Find the string "Color" in the entries and copy each line that has it.

(Stored records)
▼▼▼
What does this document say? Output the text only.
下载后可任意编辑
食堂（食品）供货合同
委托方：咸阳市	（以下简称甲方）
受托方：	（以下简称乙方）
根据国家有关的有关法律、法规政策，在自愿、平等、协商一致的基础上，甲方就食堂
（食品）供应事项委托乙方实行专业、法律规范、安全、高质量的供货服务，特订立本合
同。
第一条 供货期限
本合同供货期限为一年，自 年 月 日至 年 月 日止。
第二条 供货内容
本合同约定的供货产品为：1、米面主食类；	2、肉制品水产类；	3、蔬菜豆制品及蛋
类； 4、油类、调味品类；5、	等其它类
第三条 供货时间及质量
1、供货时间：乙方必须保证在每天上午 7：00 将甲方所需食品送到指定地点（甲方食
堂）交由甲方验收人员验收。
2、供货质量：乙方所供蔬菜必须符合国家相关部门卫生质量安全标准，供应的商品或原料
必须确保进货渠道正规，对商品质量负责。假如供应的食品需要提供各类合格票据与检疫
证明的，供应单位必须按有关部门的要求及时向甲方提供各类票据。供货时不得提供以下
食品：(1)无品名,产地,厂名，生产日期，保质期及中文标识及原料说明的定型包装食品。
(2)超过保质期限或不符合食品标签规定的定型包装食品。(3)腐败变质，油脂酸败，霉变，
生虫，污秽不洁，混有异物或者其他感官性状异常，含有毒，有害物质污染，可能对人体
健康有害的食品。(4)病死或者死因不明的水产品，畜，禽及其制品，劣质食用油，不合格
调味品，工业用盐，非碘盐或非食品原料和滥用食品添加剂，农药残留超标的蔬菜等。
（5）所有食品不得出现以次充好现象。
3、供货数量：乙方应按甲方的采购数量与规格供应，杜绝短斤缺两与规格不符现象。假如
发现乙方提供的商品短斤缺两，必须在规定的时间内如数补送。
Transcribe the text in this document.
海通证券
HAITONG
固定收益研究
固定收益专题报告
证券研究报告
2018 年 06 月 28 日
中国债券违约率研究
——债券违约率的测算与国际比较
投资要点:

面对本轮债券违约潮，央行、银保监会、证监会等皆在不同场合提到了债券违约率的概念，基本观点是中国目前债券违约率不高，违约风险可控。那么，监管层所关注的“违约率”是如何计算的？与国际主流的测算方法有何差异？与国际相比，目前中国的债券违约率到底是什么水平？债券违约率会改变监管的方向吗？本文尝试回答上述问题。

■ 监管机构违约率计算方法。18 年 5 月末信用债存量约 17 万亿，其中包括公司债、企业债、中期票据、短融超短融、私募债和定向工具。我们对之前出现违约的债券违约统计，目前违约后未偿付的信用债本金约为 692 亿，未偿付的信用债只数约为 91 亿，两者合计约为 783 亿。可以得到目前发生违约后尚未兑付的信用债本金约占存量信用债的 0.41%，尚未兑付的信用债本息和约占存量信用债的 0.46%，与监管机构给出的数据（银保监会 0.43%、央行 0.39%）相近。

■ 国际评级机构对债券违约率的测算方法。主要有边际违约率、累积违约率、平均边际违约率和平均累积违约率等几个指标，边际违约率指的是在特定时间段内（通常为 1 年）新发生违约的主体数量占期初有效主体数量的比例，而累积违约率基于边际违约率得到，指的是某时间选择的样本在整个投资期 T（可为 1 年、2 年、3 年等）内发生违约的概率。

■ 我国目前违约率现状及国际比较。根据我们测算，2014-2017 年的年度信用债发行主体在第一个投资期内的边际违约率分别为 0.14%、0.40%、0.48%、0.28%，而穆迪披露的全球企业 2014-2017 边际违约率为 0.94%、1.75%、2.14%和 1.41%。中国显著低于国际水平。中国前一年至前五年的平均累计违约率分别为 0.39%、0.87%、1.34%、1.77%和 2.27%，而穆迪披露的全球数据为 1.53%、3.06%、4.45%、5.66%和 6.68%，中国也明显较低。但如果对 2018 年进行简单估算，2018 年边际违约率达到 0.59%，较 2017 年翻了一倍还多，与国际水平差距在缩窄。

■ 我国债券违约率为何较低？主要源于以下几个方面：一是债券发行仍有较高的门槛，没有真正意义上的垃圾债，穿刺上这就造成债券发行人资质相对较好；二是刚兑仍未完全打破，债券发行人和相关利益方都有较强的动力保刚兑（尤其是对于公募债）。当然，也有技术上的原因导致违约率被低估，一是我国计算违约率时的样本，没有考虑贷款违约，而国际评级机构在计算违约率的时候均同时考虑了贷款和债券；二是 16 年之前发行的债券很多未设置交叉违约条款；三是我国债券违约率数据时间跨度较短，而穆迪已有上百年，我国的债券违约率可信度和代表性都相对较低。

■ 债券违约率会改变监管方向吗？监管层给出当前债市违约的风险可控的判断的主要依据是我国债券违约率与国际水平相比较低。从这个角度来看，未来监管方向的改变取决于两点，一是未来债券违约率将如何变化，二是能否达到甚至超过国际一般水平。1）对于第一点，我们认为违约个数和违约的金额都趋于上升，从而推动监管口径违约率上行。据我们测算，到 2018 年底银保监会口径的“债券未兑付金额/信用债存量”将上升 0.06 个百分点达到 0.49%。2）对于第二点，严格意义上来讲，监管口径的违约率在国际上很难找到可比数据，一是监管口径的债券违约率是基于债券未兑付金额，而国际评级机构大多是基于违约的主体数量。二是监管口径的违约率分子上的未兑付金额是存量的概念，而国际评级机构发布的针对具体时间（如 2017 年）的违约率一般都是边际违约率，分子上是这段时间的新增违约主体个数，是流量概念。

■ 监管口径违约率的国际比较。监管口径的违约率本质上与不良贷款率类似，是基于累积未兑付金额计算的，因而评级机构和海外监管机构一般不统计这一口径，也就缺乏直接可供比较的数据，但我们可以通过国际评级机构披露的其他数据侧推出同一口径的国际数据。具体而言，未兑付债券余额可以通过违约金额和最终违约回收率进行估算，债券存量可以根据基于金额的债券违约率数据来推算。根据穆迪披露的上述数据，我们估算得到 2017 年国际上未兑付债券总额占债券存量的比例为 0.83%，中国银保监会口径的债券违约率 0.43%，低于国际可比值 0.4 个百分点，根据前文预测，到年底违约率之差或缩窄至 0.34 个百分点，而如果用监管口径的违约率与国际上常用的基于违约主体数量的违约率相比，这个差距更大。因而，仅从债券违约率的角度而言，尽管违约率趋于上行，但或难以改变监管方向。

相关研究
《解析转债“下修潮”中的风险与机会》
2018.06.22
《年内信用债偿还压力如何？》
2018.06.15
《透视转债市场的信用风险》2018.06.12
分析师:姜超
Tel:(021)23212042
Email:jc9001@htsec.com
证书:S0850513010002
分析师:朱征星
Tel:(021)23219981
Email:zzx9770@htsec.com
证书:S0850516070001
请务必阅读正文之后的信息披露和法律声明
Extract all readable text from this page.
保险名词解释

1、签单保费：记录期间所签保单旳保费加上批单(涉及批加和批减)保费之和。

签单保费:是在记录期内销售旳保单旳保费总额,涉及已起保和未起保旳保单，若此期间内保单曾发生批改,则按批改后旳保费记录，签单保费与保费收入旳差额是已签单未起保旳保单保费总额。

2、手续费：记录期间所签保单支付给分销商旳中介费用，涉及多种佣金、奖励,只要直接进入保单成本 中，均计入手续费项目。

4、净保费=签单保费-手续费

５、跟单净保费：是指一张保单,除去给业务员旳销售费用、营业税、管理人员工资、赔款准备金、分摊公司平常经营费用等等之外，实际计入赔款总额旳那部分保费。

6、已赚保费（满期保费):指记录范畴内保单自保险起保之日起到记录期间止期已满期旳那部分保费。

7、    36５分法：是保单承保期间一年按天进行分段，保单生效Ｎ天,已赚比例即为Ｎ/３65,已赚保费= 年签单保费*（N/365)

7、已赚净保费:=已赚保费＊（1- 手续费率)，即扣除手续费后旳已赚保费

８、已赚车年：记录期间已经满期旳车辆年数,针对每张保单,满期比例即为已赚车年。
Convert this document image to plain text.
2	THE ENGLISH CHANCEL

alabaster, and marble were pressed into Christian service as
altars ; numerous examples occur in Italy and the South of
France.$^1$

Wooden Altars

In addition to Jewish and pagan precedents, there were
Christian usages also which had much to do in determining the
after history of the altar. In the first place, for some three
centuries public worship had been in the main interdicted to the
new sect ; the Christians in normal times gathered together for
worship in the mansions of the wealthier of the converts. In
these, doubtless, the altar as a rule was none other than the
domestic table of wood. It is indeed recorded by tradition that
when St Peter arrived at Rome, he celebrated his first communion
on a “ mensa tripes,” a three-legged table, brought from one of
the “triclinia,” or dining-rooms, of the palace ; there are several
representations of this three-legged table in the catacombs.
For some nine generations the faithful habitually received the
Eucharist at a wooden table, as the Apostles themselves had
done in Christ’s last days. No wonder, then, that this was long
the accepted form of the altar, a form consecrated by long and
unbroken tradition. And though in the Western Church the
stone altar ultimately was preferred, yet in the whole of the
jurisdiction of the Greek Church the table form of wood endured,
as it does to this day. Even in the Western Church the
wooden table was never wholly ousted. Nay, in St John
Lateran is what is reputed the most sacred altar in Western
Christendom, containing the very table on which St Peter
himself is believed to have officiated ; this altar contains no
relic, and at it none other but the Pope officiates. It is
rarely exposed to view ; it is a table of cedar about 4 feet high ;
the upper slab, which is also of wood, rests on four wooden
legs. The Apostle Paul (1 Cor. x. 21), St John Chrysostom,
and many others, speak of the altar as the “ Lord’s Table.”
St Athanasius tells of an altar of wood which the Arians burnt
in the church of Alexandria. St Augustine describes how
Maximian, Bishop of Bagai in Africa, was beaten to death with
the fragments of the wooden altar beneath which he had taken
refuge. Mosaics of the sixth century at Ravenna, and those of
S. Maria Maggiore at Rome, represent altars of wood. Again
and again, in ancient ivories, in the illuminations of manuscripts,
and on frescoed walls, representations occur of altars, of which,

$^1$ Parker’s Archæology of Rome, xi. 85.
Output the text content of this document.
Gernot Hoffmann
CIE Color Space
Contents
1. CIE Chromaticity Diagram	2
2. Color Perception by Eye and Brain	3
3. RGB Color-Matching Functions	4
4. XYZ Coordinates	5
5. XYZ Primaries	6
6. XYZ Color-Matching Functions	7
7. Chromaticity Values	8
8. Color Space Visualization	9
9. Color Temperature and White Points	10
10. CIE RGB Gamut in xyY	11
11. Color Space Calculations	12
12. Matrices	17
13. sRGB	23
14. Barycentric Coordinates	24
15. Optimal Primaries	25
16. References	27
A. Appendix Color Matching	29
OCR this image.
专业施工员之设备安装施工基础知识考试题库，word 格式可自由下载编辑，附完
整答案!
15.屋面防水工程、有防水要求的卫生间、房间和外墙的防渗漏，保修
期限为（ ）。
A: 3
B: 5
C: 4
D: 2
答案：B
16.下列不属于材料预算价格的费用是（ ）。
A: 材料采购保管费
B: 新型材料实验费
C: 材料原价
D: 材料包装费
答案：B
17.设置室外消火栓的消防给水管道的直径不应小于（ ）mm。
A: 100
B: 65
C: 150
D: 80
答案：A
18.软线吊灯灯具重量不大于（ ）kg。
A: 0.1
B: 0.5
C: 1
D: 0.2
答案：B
▲▲▲
RESPONSE:
CIE Color Space
2. Color Perception by Eye and Brain	3
3. RGB Color-Matching Functions	4
6. XYZ Color-Matching Functions	7
8. Color Space Visualization	9
9. Color Temperature and White Points	10
11. Color Space Calculations	12
A. Appendix Color Matching	29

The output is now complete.